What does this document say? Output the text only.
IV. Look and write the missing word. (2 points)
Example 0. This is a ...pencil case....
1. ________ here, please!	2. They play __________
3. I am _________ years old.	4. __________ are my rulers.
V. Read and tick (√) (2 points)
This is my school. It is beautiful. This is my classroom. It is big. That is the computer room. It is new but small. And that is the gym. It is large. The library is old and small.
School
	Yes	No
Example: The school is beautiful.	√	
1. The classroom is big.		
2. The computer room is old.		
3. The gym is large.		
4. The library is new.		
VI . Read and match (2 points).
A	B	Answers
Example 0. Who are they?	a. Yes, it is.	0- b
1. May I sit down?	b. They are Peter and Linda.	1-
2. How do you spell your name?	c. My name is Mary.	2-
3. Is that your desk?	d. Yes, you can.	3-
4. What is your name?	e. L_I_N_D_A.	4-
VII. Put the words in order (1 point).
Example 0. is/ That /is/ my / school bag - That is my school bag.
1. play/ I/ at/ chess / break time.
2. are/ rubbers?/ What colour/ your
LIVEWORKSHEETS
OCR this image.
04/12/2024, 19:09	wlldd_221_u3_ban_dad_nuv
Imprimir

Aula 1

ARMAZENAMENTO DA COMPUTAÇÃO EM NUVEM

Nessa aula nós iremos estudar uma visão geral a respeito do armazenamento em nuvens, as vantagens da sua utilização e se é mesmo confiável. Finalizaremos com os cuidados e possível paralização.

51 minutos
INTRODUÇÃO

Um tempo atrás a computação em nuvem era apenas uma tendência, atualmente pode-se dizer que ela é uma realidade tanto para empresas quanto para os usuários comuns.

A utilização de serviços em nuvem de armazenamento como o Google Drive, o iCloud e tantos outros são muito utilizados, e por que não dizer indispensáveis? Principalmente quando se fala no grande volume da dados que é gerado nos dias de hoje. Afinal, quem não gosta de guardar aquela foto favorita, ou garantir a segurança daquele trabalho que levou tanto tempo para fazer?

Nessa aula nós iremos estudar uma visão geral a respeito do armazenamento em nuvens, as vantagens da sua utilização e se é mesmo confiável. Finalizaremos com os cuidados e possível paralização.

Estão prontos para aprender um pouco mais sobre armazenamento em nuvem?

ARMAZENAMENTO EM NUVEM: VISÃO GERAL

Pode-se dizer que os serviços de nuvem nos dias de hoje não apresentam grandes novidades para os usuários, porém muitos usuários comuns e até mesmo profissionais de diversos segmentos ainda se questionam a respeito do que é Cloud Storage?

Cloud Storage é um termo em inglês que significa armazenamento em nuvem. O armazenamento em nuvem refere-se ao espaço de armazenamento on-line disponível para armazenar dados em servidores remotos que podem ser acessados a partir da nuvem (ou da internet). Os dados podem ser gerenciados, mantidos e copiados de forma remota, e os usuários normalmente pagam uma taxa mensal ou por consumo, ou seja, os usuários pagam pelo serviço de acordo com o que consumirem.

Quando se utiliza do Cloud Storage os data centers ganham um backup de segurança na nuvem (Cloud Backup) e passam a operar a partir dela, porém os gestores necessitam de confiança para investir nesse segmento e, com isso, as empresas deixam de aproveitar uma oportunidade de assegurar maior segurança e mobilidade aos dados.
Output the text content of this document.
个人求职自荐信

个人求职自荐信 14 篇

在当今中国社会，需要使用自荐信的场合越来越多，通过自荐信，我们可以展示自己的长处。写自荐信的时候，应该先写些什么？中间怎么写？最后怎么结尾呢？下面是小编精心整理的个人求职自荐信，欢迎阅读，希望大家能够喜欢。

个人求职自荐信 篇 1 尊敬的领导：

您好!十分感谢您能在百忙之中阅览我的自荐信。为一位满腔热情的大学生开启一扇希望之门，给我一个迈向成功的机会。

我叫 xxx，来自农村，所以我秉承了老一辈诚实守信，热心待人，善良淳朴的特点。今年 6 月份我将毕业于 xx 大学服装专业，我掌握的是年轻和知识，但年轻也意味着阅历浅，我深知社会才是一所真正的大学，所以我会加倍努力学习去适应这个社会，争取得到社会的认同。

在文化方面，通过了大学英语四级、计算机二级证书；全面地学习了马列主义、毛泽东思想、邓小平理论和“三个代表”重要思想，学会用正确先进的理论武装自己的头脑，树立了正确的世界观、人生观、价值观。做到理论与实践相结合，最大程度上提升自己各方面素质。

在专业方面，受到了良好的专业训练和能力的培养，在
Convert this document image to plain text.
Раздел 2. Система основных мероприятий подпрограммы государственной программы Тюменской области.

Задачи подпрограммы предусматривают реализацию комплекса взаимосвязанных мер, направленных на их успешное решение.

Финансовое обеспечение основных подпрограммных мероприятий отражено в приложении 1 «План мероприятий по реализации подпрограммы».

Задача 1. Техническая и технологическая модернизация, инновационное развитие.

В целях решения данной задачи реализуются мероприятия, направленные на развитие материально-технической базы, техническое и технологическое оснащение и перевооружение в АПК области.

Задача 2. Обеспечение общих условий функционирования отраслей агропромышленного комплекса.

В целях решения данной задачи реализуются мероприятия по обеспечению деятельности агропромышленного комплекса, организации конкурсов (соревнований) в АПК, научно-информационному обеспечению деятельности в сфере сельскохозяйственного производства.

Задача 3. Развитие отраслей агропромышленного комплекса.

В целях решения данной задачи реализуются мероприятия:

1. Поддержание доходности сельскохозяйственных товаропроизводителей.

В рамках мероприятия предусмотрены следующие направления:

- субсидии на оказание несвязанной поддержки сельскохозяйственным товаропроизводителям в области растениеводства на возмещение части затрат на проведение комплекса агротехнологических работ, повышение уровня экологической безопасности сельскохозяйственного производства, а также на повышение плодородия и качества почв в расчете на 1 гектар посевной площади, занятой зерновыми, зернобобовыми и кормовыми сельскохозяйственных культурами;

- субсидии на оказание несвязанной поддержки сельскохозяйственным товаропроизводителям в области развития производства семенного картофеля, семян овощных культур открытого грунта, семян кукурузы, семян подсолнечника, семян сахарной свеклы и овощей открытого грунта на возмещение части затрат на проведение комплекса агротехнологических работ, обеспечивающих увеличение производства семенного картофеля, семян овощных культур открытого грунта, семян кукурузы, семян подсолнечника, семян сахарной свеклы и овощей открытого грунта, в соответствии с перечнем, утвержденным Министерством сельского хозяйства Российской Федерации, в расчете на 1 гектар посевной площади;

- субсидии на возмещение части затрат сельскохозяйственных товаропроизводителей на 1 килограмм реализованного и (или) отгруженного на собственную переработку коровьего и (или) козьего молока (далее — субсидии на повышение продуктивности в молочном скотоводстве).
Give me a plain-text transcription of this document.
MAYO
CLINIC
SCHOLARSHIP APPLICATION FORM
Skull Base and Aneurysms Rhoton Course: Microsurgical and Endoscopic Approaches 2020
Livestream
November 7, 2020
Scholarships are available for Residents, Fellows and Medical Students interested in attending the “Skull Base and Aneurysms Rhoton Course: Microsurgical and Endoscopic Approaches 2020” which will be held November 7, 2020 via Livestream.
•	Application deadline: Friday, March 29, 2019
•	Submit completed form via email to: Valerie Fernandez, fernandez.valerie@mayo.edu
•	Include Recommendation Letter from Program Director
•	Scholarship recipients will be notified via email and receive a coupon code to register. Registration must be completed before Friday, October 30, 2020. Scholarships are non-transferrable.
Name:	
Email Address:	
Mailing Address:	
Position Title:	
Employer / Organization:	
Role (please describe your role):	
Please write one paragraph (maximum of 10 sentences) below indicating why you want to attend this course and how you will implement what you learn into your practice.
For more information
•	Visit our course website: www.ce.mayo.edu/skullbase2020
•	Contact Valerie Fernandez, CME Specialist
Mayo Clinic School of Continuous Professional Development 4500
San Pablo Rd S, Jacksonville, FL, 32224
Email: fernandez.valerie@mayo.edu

Written exercise :: Provide only the number of lines in the entries that hold the word "dias".

Correct response :: 2